**Material provided:**
---

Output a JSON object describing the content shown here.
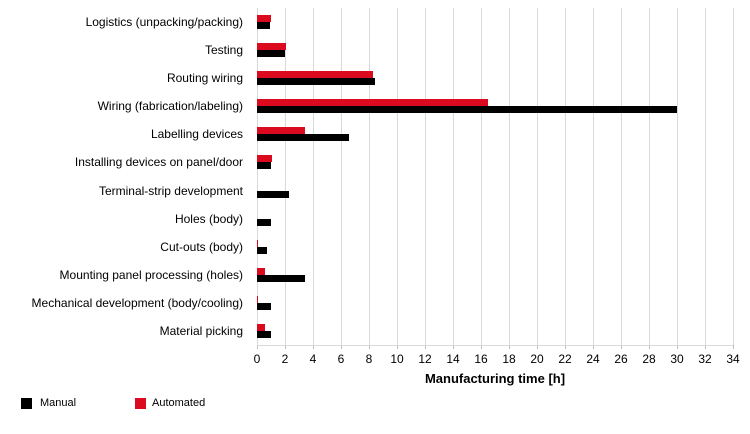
{
  "chart_data": {
    "type": "bar",
    "orientation": "horizontal",
    "title": "",
    "xlabel": "Manufacturing time [h]",
    "ylabel": "",
    "xlim": [
      0,
      34
    ],
    "xticks": [
      0,
      2,
      4,
      6,
      8,
      10,
      12,
      14,
      16,
      18,
      20,
      22,
      24,
      26,
      28,
      30,
      32,
      34
    ],
    "grid": true,
    "legend_position": "bottom-left",
    "categories": [
      "Logistics (unpacking/packing)",
      "Testing",
      "Routing wiring",
      "Wiring (fabrication/labeling)",
      "Labelling devices",
      "Installing devices on panel/door",
      "Terminal-strip development",
      "Holes (body)",
      "Cut-outs (body)",
      "Mounting panel processing (holes)",
      "Mechanical development (body/cooling)",
      "Material picking"
    ],
    "series": [
      {
        "name": "Manual",
        "color": "#000000",
        "values": [
          0.9,
          2.0,
          8.4,
          30.0,
          6.6,
          1.0,
          2.3,
          1.0,
          0.7,
          3.4,
          1.0,
          1.0
        ]
      },
      {
        "name": "Automated",
        "color": "#dc0a1e",
        "values": [
          1.0,
          2.1,
          8.3,
          16.5,
          3.4,
          1.1,
          0,
          0,
          0.1,
          0.6,
          0.1,
          0.6
        ]
      }
    ]
  },
  "colors": {
    "gridline": "#d9d9d9",
    "tick": "#bfbfbf",
    "text": "#000000",
    "background": "#ffffff"
  }
}
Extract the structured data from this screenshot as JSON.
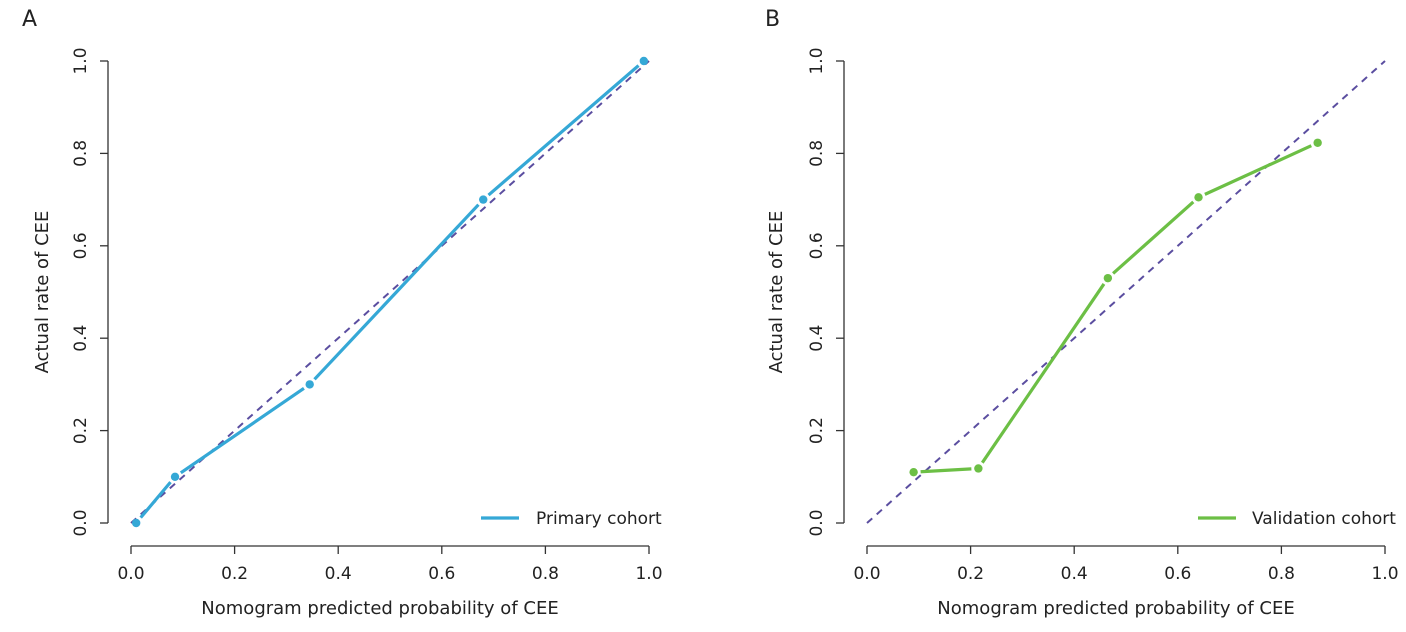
{
  "chart_data": [
    {
      "panel_label": "A",
      "type": "line",
      "xlabel": "Nomogram predicted probability of CEE",
      "ylabel": "Actual rate of CEE",
      "xlim": [
        0.0,
        1.0
      ],
      "ylim": [
        0.0,
        1.0
      ],
      "xticks": [
        "0.0",
        "0.2",
        "0.4",
        "0.6",
        "0.8",
        "1.0"
      ],
      "yticks": [
        "0.0",
        "0.2",
        "0.4",
        "0.6",
        "0.8",
        "1.0"
      ],
      "reference_line": {
        "from": [
          0,
          0
        ],
        "to": [
          1,
          1
        ],
        "style": "dashed",
        "color": "#5b4ea0"
      },
      "series": [
        {
          "name": "Primary cohort",
          "color": "#35a8d6",
          "x": [
            0.01,
            0.085,
            0.345,
            0.68,
            0.99
          ],
          "y": [
            0.0,
            0.1,
            0.3,
            0.7,
            1.0
          ]
        }
      ],
      "legend": "bottom-right",
      "grid": false
    },
    {
      "panel_label": "B",
      "type": "line",
      "xlabel": "Nomogram predicted probability of CEE",
      "ylabel": "Actual rate of CEE",
      "xlim": [
        0.0,
        1.0
      ],
      "ylim": [
        0.0,
        1.0
      ],
      "xticks": [
        "0.0",
        "0.2",
        "0.4",
        "0.6",
        "0.8",
        "1.0"
      ],
      "yticks": [
        "0.0",
        "0.2",
        "0.4",
        "0.6",
        "0.8",
        "1.0"
      ],
      "reference_line": {
        "from": [
          0,
          0
        ],
        "to": [
          1,
          1
        ],
        "style": "dashed",
        "color": "#5b4ea0"
      },
      "series": [
        {
          "name": "Validation cohort",
          "color": "#6cbf45",
          "x": [
            0.09,
            0.215,
            0.465,
            0.64,
            0.87
          ],
          "y": [
            0.11,
            0.118,
            0.53,
            0.705,
            0.823
          ]
        }
      ],
      "legend": "bottom-right",
      "grid": false
    }
  ]
}
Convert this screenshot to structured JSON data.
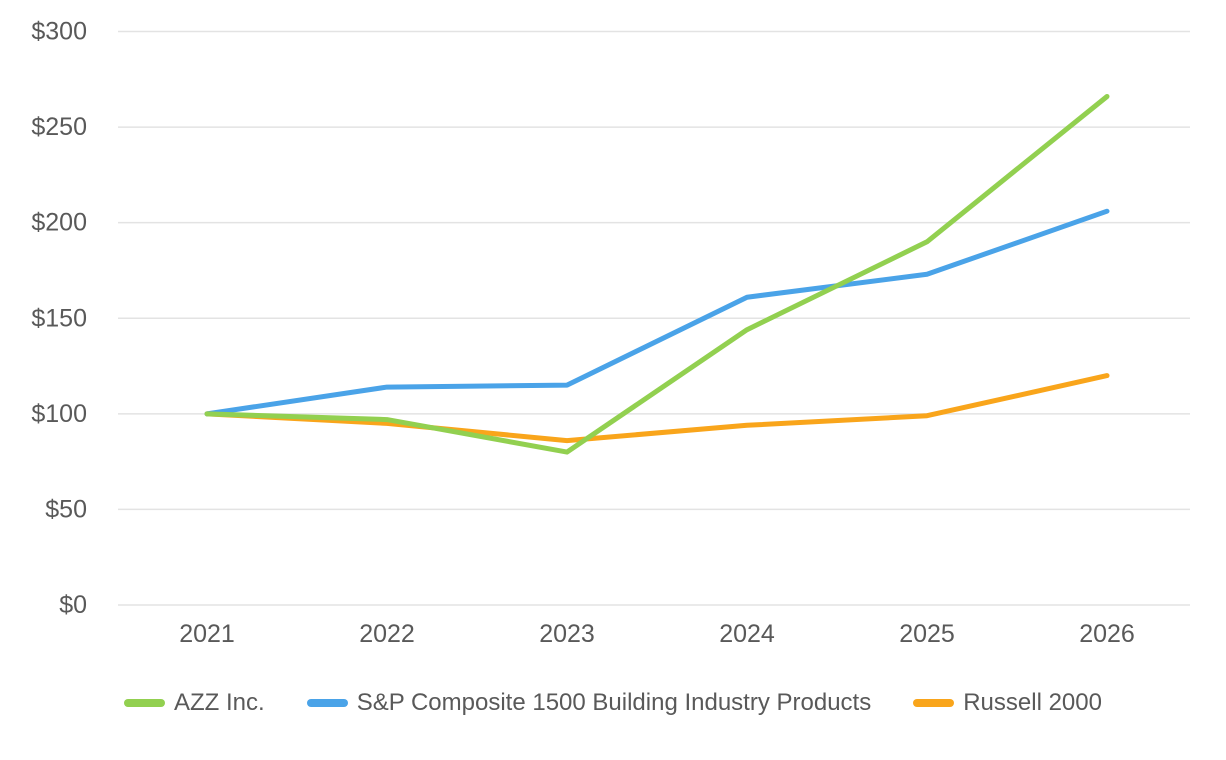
{
  "chart_data": {
    "type": "line",
    "title": "",
    "description": "Indexed stock price performance comparison, value of $100 invested, fiscal years 2021-2026",
    "x": [
      "2021",
      "2022",
      "2023",
      "2024",
      "2025",
      "2026"
    ],
    "xlabel": "",
    "ylabel": "",
    "ylim": [
      0,
      300
    ],
    "y_tick_step": 50,
    "y_tick_labels": [
      "$0",
      "$50",
      "$100",
      "$150",
      "$200",
      "$250",
      "$300"
    ],
    "grid": "horizontal",
    "legend_position": "bottom",
    "series": [
      {
        "name": "AZZ Inc.",
        "color": "#92D050",
        "values": [
          100,
          97,
          80,
          144,
          190,
          266
        ]
      },
      {
        "name": "S&P Composite 1500 Building Industry Products",
        "color": "#4AA3E8",
        "values": [
          100,
          114,
          115,
          161,
          173,
          206
        ]
      },
      {
        "name": "Russell 2000",
        "color": "#F9A51B",
        "values": [
          100,
          95,
          86,
          94,
          99,
          120
        ]
      }
    ],
    "colors": {
      "grid_line": "#E3E3E3",
      "axis_text": "#595959",
      "background": "#FFFFFF"
    }
  }
}
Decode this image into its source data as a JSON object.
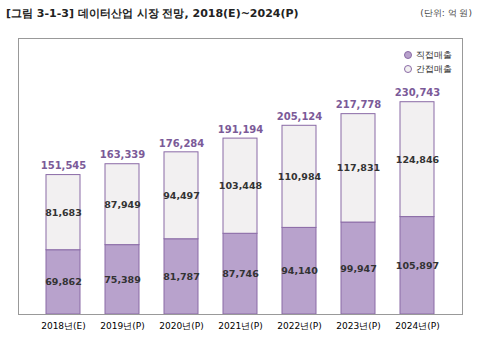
{
  "chart_data": {
    "type": "bar",
    "title": "[그림 3-1-3] 데이터산업 시장 전망, 2018(E)~2024(P)",
    "subtitle": "(단위: 억 원)",
    "categories": [
      "2018년(E)",
      "2019년(P)",
      "2020년(P)",
      "2021년(P)",
      "2022년(P)",
      "2023년(P)",
      "2024년(P)"
    ],
    "series": [
      {
        "name": "직접매출",
        "color": "#b8a2cc",
        "values": [
          69862,
          75389,
          81787,
          87746,
          94140,
          99947,
          105897
        ],
        "value_labels": [
          "69,862",
          "75,389",
          "81,787",
          "87,746",
          "94,140",
          "99,947",
          "105,897"
        ]
      },
      {
        "name": "간접매출",
        "color": "#f2f0f1",
        "values": [
          81683,
          87949,
          94497,
          103448,
          110984,
          117831,
          124846
        ],
        "value_labels": [
          "81,683",
          "87,949",
          "94,497",
          "103,448",
          "110,984",
          "117,831",
          "124,846"
        ]
      }
    ],
    "totals": [
      151545,
      163339,
      176284,
      191194,
      205124,
      217778,
      230743
    ],
    "total_labels": [
      "151,545",
      "163,339",
      "176,284",
      "191,194",
      "205,124",
      "217,778",
      "230,743"
    ],
    "stacked": true,
    "data_labels": true,
    "legend": "top-right",
    "tick_labels": "x",
    "grid": false,
    "ylim": [
      0,
      300000
    ]
  }
}
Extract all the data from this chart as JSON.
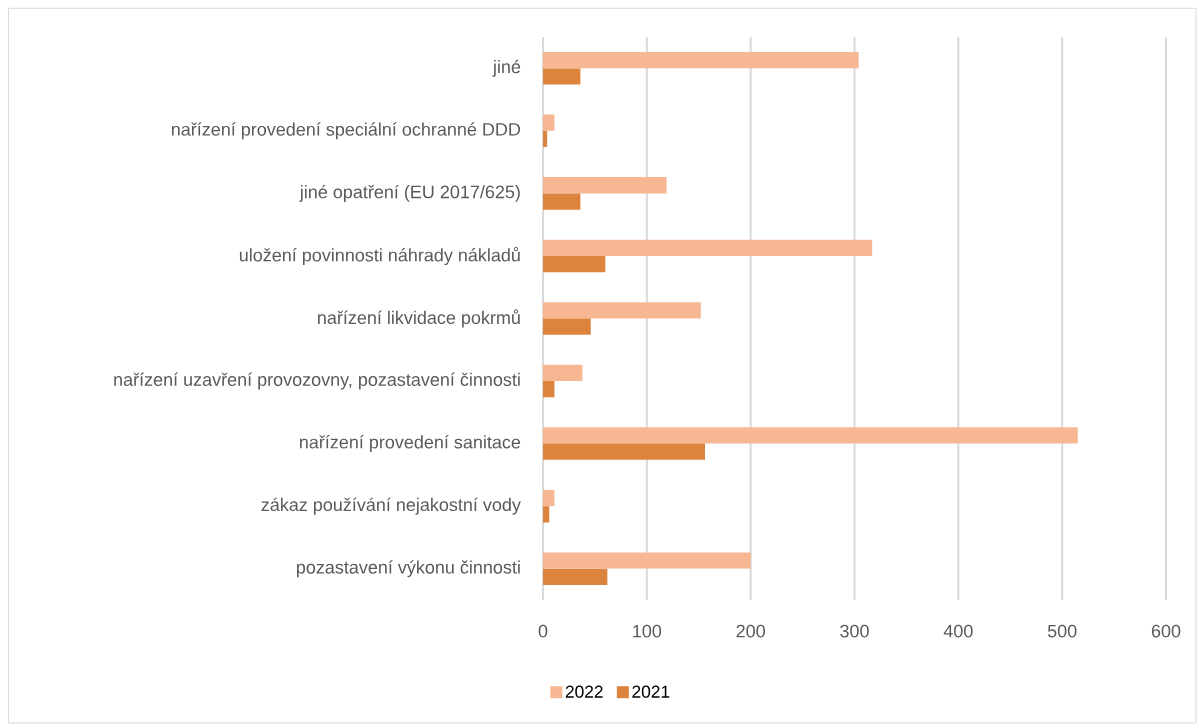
{
  "chart_data": {
    "type": "bar",
    "orientation": "horizontal",
    "categories": [
      "jiné",
      "nařízení provedení speciální ochranné DDD",
      "jiné opatření (EU 2017/625)",
      "uložení povinnosti náhrady nákladů",
      "nařízení likvidace pokrmů",
      "nařízení uzavření provozovny, pozastavení činnosti",
      "nařízení provedení sanitace",
      "zákaz používání nejakostní vody",
      "pozastavení výkonu činnosti"
    ],
    "series": [
      {
        "name": "2022",
        "color": "#f8b793",
        "values": [
          304,
          11,
          119,
          317,
          152,
          38,
          515,
          11,
          200
        ]
      },
      {
        "name": "2021",
        "color": "#dc843e",
        "values": [
          36,
          4,
          36,
          60,
          46,
          11,
          156,
          6,
          62
        ]
      }
    ],
    "xlim": [
      0,
      600
    ],
    "xticks": [
      0,
      100,
      200,
      300,
      400,
      500,
      600
    ],
    "grid": "x",
    "legend": "bottom"
  }
}
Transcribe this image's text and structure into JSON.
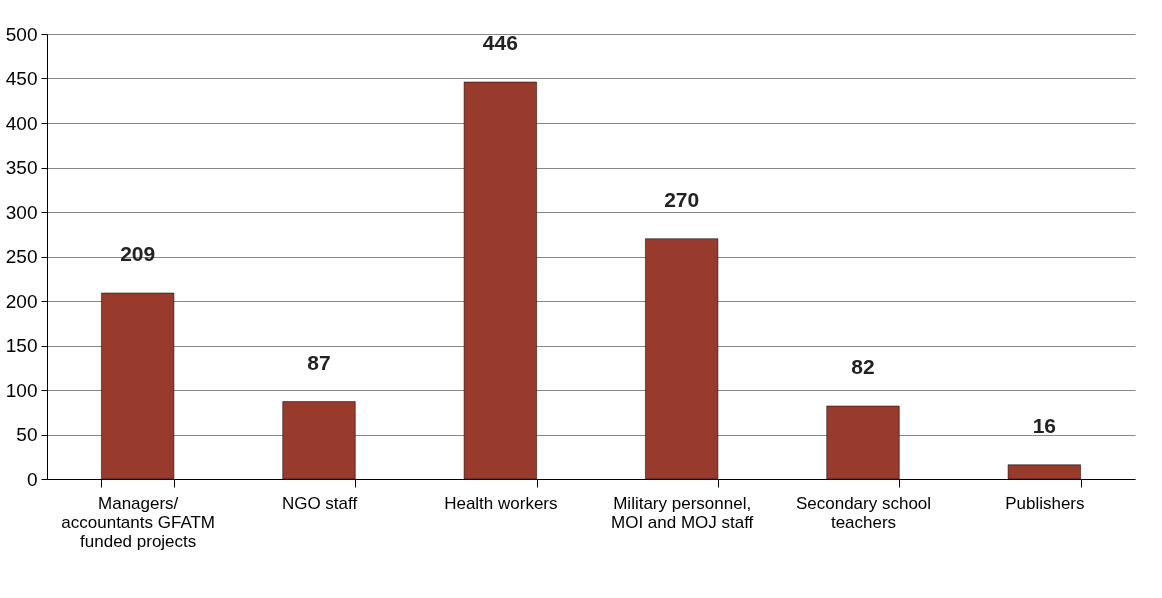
{
  "chart_data": {
    "type": "bar",
    "categories": [
      "Managers/ accountants GFATM funded projects",
      "NGO staff",
      "Health workers",
      "Military personnel, MOI and MOJ staff",
      "Secondary school teachers",
      "Publishers"
    ],
    "values": [
      209,
      87,
      446,
      270,
      82,
      16
    ],
    "color": "#983a2c",
    "ylim": [
      0,
      500
    ],
    "yticks": [
      0,
      50,
      100,
      150,
      200,
      250,
      300,
      350,
      400,
      450,
      500
    ],
    "grid": "y",
    "data_labels": true
  }
}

---

**Problem:** Output the data exactly. Pictures don't belong in the result.

**Complete response:**
Output a JSON object describing the content shown here.
{
  "chart_data": {
    "type": "bar",
    "orientation": "horizontal",
    "title": "",
    "xlabel": "Manufacturing time [h]",
    "ylabel": "",
    "xlim": [
      0,
      34
    ],
    "xticks": [
      0,
      2,
      4,
      6,
      8,
      10,
      12,
      14,
      16,
      18,
      20,
      22,
      24,
      26,
      28,
      30,
      32,
      34
    ],
    "grid": true,
    "legend_position": "bottom-left",
    "categories": [
      "Logistics (unpacking/packing)",
      "Testing",
      "Routing wiring",
      "Wiring (fabrication/labeling)",
      "Labelling devices",
      "Installing devices on panel/door",
      "Terminal-strip development",
      "Holes (body)",
      "Cut-outs (body)",
      "Mounting panel processing (holes)",
      "Mechanical development (body/cooling)",
      "Material picking"
    ],
    "series": [
      {
        "name": "Manual",
        "color": "#000000",
        "values": [
          0.9,
          2.0,
          8.4,
          30.0,
          6.6,
          1.0,
          2.3,
          1.0,
          0.7,
          3.4,
          1.0,
          1.0
        ]
      },
      {
        "name": "Automated",
        "color": "#dc0a1e",
        "values": [
          1.0,
          2.1,
          8.3,
          16.5,
          3.4,
          1.1,
          0,
          0,
          0.1,
          0.6,
          0.1,
          0.6
        ]
      }
    ]
  },
  "colors": {
    "gridline": "#d9d9d9",
    "tick": "#bfbfbf",
    "text": "#000000",
    "background": "#ffffff"
  }
}
Extract the structured data from this screenshot as JSON.
{
  "chart_data": [
    {
      "panel_label": "A",
      "type": "line",
      "xlabel": "Nomogram predicted probability of CEE",
      "ylabel": "Actual rate of CEE",
      "xlim": [
        0.0,
        1.0
      ],
      "ylim": [
        0.0,
        1.0
      ],
      "xticks": [
        "0.0",
        "0.2",
        "0.4",
        "0.6",
        "0.8",
        "1.0"
      ],
      "yticks": [
        "0.0",
        "0.2",
        "0.4",
        "0.6",
        "0.8",
        "1.0"
      ],
      "reference_line": {
        "from": [
          0,
          0
        ],
        "to": [
          1,
          1
        ],
        "style": "dashed",
        "color": "#5b4ea0"
      },
      "series": [
        {
          "name": "Primary cohort",
          "color": "#35a8d6",
          "x": [
            0.01,
            0.085,
            0.345,
            0.68,
            0.99
          ],
          "y": [
            0.0,
            0.1,
            0.3,
            0.7,
            1.0
          ]
        }
      ],
      "legend": "bottom-right",
      "grid": false
    },
    {
      "panel_label": "B",
      "type": "line",
      "xlabel": "Nomogram predicted probability of CEE",
      "ylabel": "Actual rate of CEE",
      "xlim": [
        0.0,
        1.0
      ],
      "ylim": [
        0.0,
        1.0
      ],
      "xticks": [
        "0.0",
        "0.2",
        "0.4",
        "0.6",
        "0.8",
        "1.0"
      ],
      "yticks": [
        "0.0",
        "0.2",
        "0.4",
        "0.6",
        "0.8",
        "1.0"
      ],
      "reference_line": {
        "from": [
          0,
          0
        ],
        "to": [
          1,
          1
        ],
        "style": "dashed",
        "color": "#5b4ea0"
      },
      "series": [
        {
          "name": "Validation cohort",
          "color": "#6cbf45",
          "x": [
            0.09,
            0.215,
            0.465,
            0.64,
            0.87
          ],
          "y": [
            0.11,
            0.118,
            0.53,
            0.705,
            0.823
          ]
        }
      ],
      "legend": "bottom-right",
      "grid": false
    }
  ]
}
Convert this screenshot to structured JSON data.
{
  "chart_data": {
    "type": "line",
    "title": "",
    "description": "Indexed stock price performance comparison, value of $100 invested, fiscal years 2021-2026",
    "x": [
      "2021",
      "2022",
      "2023",
      "2024",
      "2025",
      "2026"
    ],
    "xlabel": "",
    "ylabel": "",
    "ylim": [
      0,
      300
    ],
    "y_tick_step": 50,
    "y_tick_labels": [
      "$0",
      "$50",
      "$100",
      "$150",
      "$200",
      "$250",
      "$300"
    ],
    "grid": "horizontal",
    "legend_position": "bottom",
    "series": [
      {
        "name": "AZZ Inc.",
        "color": "#92D050",
        "values": [
          100,
          97,
          80,
          144,
          190,
          266
        ]
      },
      {
        "name": "S&P Composite 1500 Building Industry Products",
        "color": "#4AA3E8",
        "values": [
          100,
          114,
          115,
          161,
          173,
          206
        ]
      },
      {
        "name": "Russell 2000",
        "color": "#F9A51B",
        "values": [
          100,
          95,
          86,
          94,
          99,
          120
        ]
      }
    ],
    "colors": {
      "grid_line": "#E3E3E3",
      "axis_text": "#595959",
      "background": "#FFFFFF"
    }
  }
}
Decode this image into its source data as a JSON object.
{
  "chart_data": {
    "type": "bar",
    "title": "[그림 3-1-3] 데이터산업 시장 전망, 2018(E)~2024(P)",
    "subtitle": "(단위: 억 원)",
    "categories": [
      "2018년(E)",
      "2019년(P)",
      "2020년(P)",
      "2021년(P)",
      "2022년(P)",
      "2023년(P)",
      "2024년(P)"
    ],
    "series": [
      {
        "name": "직접매출",
        "color": "#b8a2cc",
        "values": [
          69862,
          75389,
          81787,
          87746,
          94140,
          99947,
          105897
        ],
        "value_labels": [
          "69,862",
          "75,389",
          "81,787",
          "87,746",
          "94,140",
          "99,947",
          "105,897"
        ]
      },
      {
        "name": "간접매출",
        "color": "#f2f0f1",
        "values": [
          81683,
          87949,
          94497,
          103448,
          110984,
          117831,
          124846
        ],
        "value_labels": [
          "81,683",
          "87,949",
          "94,497",
          "103,448",
          "110,984",
          "117,831",
          "124,846"
        ]
      }
    ],
    "totals": [
      151545,
      163339,
      176284,
      191194,
      205124,
      217778,
      230743
    ],
    "total_labels": [
      "151,545",
      "163,339",
      "176,284",
      "191,194",
      "205,124",
      "217,778",
      "230,743"
    ],
    "stacked": true,
    "data_labels": true,
    "legend": "top-right",
    "tick_labels": "x",
    "grid": false,
    "ylim": [
      0,
      300000
    ]
  }
}
Extract all the data from this chart as JSON.
{
  "chart_data": {
    "type": "bar",
    "orientation": "horizontal",
    "categories": [
      "jiné",
      "nařízení provedení speciální ochranné DDD",
      "jiné opatření (EU 2017/625)",
      "uložení povinnosti náhrady nákladů",
      "nařízení likvidace pokrmů",
      "nařízení uzavření provozovny, pozastavení činnosti",
      "nařízení provedení sanitace",
      "zákaz používání nejakostní vody",
      "pozastavení výkonu činnosti"
    ],
    "series": [
      {
        "name": "2022",
        "color": "#f8b793",
        "values": [
          304,
          11,
          119,
          317,
          152,
          38,
          515,
          11,
          200
        ]
      },
      {
        "name": "2021",
        "color": "#dc843e",
        "values": [
          36,
          4,
          36,
          60,
          46,
          11,
          156,
          6,
          62
        ]
      }
    ],
    "xlim": [
      0,
      600
    ],
    "xticks": [
      0,
      100,
      200,
      300,
      400,
      500,
      600
    ],
    "grid": "x",
    "legend": "bottom"
  }
}
Transcribe this image's text and structure into JSON.
{
  "chart_data": {
    "type": "bar",
    "categories": [
      "Managers/ accountants GFATM funded projects",
      "NGO staff",
      "Health workers",
      "Military personnel, MOI and MOJ staff",
      "Secondary school teachers",
      "Publishers"
    ],
    "values": [
      209,
      87,
      446,
      270,
      82,
      16
    ],
    "color": "#983a2c",
    "ylim": [
      0,
      500
    ],
    "yticks": [
      0,
      50,
      100,
      150,
      200,
      250,
      300,
      350,
      400,
      450,
      500
    ],
    "grid": "y",
    "data_labels": true
  }
}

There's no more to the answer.